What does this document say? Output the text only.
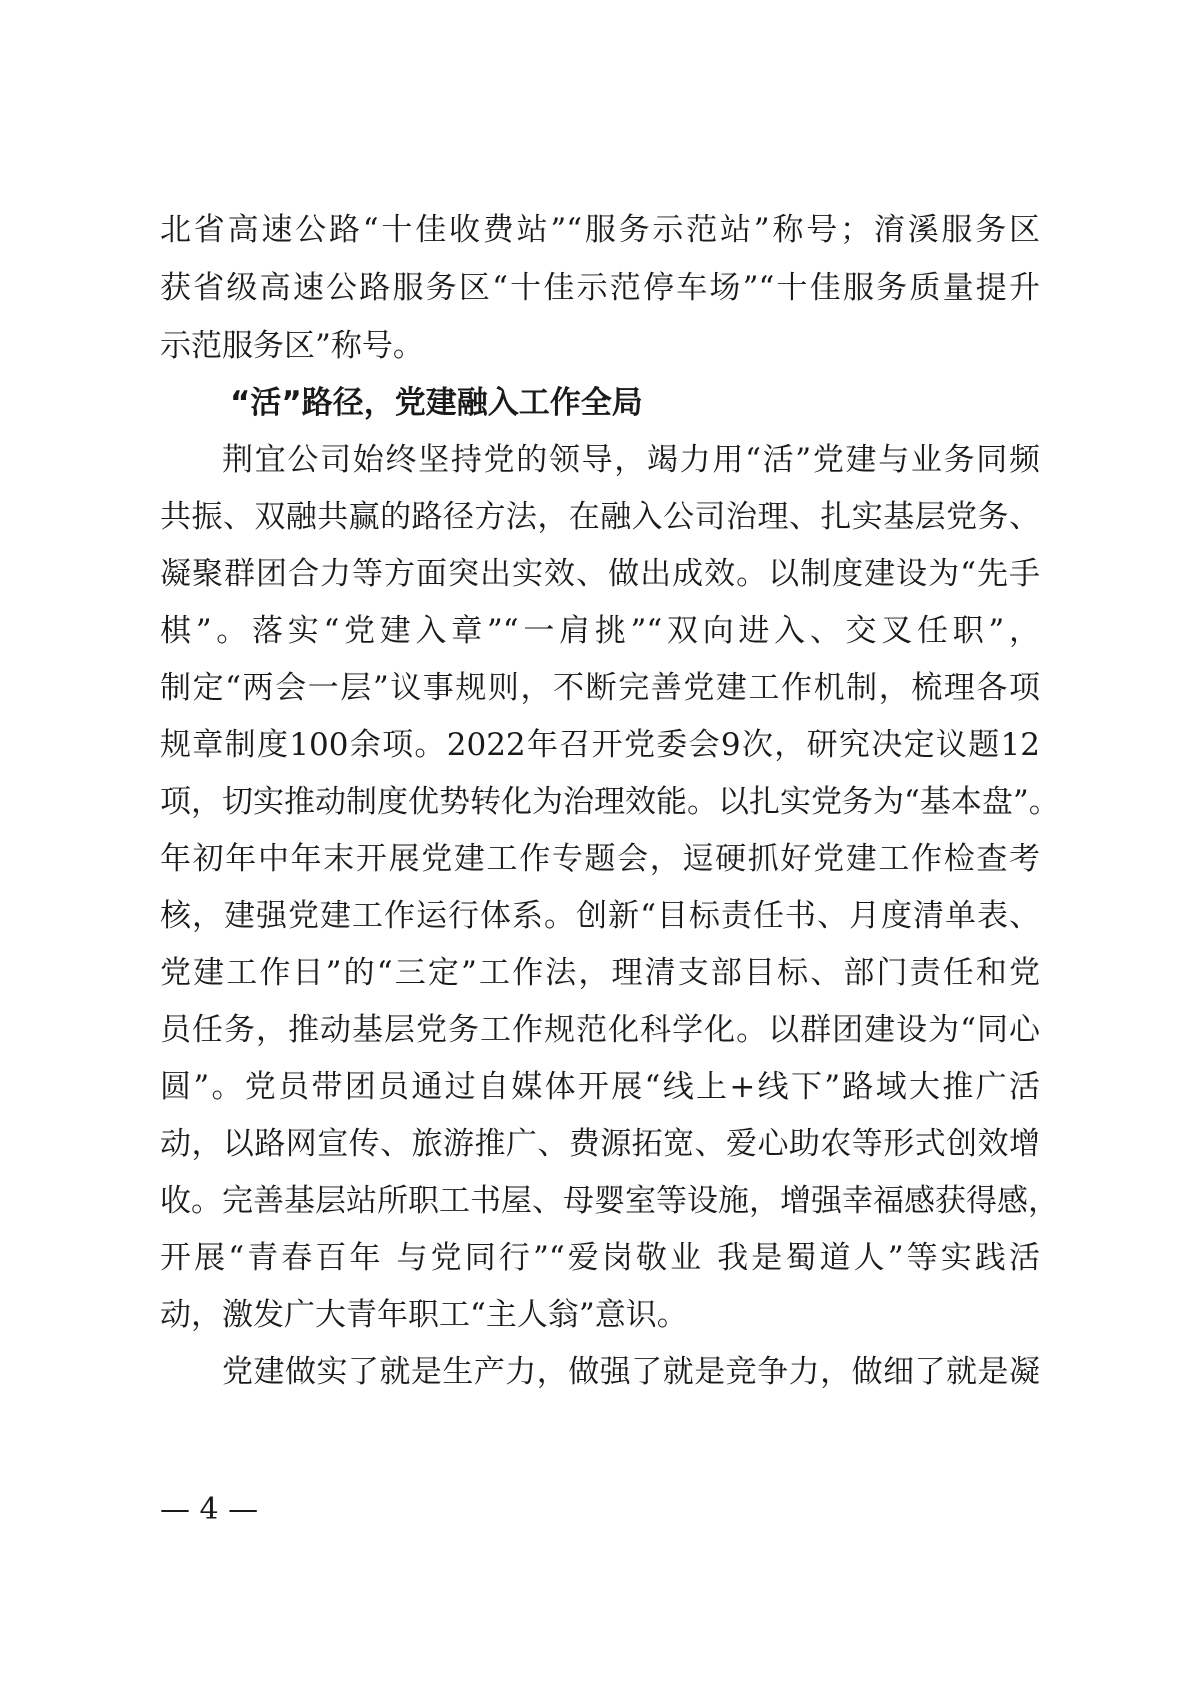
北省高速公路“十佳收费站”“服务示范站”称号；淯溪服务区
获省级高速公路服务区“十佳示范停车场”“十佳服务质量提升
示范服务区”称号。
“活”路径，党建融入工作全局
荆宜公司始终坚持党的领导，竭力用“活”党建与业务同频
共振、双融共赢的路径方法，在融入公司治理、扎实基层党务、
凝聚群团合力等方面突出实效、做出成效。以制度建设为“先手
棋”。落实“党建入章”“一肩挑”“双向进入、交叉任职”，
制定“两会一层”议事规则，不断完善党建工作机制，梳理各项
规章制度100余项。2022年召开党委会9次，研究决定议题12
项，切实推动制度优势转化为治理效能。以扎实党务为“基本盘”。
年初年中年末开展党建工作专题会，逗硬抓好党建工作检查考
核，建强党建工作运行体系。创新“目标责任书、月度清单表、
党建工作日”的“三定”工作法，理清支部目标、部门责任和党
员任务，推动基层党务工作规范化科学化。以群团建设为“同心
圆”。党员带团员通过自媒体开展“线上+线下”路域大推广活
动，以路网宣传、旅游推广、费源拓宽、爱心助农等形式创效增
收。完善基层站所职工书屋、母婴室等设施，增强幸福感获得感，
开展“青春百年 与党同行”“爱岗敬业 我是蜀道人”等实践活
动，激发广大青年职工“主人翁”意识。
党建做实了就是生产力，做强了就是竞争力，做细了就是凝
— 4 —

**What to produce**
Reproduce each line of the records exactly, and omit every picture.

**Exercise answer**
What does this document say? Output the text only.
北省高速公路“十佳收费站”“服务示范站”称号；淯溪服务区
获省级高速公路服务区“十佳示范停车场”“十佳服务质量提升
示范服务区”称号。
“活”路径，党建融入工作全局
荆宜公司始终坚持党的领导，竭力用“活”党建与业务同频
共振、双融共赢的路径方法，在融入公司治理、扎实基层党务、
凝聚群团合力等方面突出实效、做出成效。以制度建设为“先手
棋”。落实“党建入章”“一肩挑”“双向进入、交叉任职”，
制定“两会一层”议事规则，不断完善党建工作机制，梳理各项
规章制度100余项。2022年召开党委会9次，研究决定议题12
项，切实推动制度优势转化为治理效能。以扎实党务为“基本盘”。
年初年中年末开展党建工作专题会，逗硬抓好党建工作检查考
核，建强党建工作运行体系。创新“目标责任书、月度清单表、
党建工作日”的“三定”工作法，理清支部目标、部门责任和党
员任务，推动基层党务工作规范化科学化。以群团建设为“同心
圆”。党员带团员通过自媒体开展“线上+线下”路域大推广活
动，以路网宣传、旅游推广、费源拓宽、爱心助农等形式创效增
收。完善基层站所职工书屋、母婴室等设施，增强幸福感获得感，
开展“青春百年 与党同行”“爱岗敬业 我是蜀道人”等实践活
动，激发广大青年职工“主人翁”意识。
党建做实了就是生产力，做强了就是竞争力，做细了就是凝
— 4 —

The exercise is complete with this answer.